### Directions for this task
Make an exact copy of the entries, and keep any pictures out of it.

### Excerpted records
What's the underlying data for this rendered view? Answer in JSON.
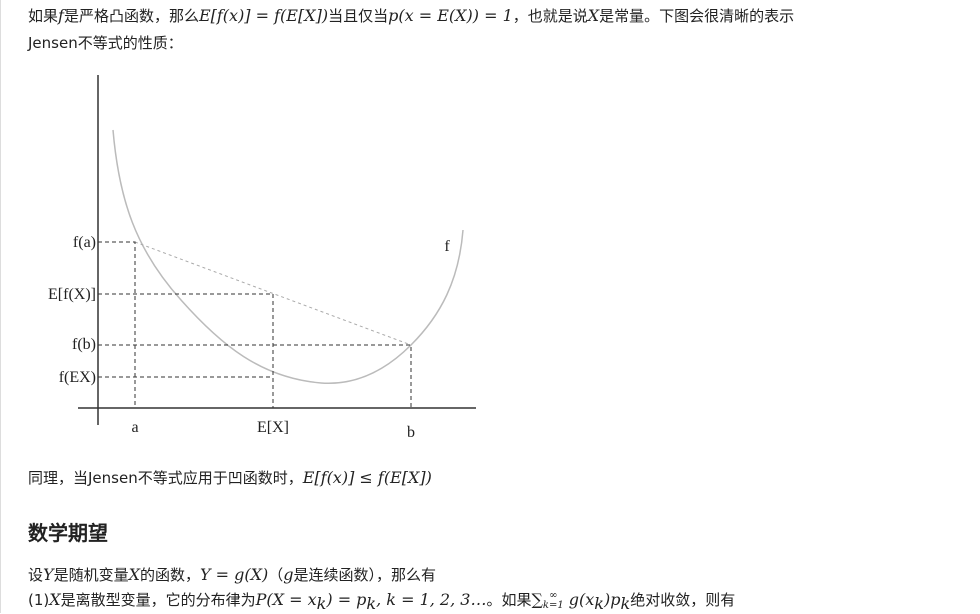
{
  "line1": [
    "如果",
    "f",
    "是严格凸函数，那么",
    "E[f(x)] = f(E[X])",
    "当且仅当",
    "p(x = E(X)) = 1",
    "，也就是说",
    "X",
    "是常量。下图会很清晰的表示"
  ],
  "line2": "Jensen不等式的性质：",
  "figure": {
    "y_labels": [
      "f(a)",
      "E[f(X)]",
      "f(b)",
      "f(EX)"
    ],
    "x_labels": [
      "a",
      "E[X]",
      "b"
    ],
    "curve_label": "f"
  },
  "line3": [
    "同理，当Jensen不等式应用于凹函数时，",
    "E[f(x)] ≤ f(E[X])"
  ],
  "heading": "数学期望",
  "line4": [
    "设",
    "Y",
    "是随机变量",
    "X",
    "的函数，",
    "Y = g(X)",
    "（",
    "g",
    "是连续函数），那么有"
  ],
  "line5": [
    "(1)",
    "X",
    "是离散型变量，它的分布律为",
    "P(X = x",
    "k",
    ") = p",
    "k",
    ", k = 1, 2, 3…",
    "。如果",
    "∑",
    "k=1",
    "∞",
    " g(x",
    "k",
    ")p",
    "k",
    "绝对收敛，则有"
  ]
}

### Expected answer
What's the underlying data for this rendered view? Answer in JSON.
{
  "line1": [
    "如果",
    "f",
    "是严格凸函数，那么",
    "E[f(x)] = f(E[X])",
    "当且仅当",
    "p(x = E(X)) = 1",
    "，也就是说",
    "X",
    "是常量。下图会很清晰的表示"
  ],
  "line2": "Jensen不等式的性质：",
  "figure": {
    "y_labels": [
      "f(a)",
      "E[f(X)]",
      "f(b)",
      "f(EX)"
    ],
    "x_labels": [
      "a",
      "E[X]",
      "b"
    ],
    "curve_label": "f"
  },
  "line3": [
    "同理，当Jensen不等式应用于凹函数时，",
    "E[f(x)] ≤ f(E[X])"
  ],
  "heading": "数学期望",
  "line4": [
    "设",
    "Y",
    "是随机变量",
    "X",
    "的函数，",
    "Y = g(X)",
    "（",
    "g",
    "是连续函数），那么有"
  ],
  "line5": [
    "(1)",
    "X",
    "是离散型变量，它的分布律为",
    "P(X = x",
    "k",
    ") = p",
    "k",
    ", k = 1, 2, 3…",
    "。如果",
    "∑",
    "k=1",
    "∞",
    " g(x",
    "k",
    ")p",
    "k",
    "绝对收敛，则有"
  ]
}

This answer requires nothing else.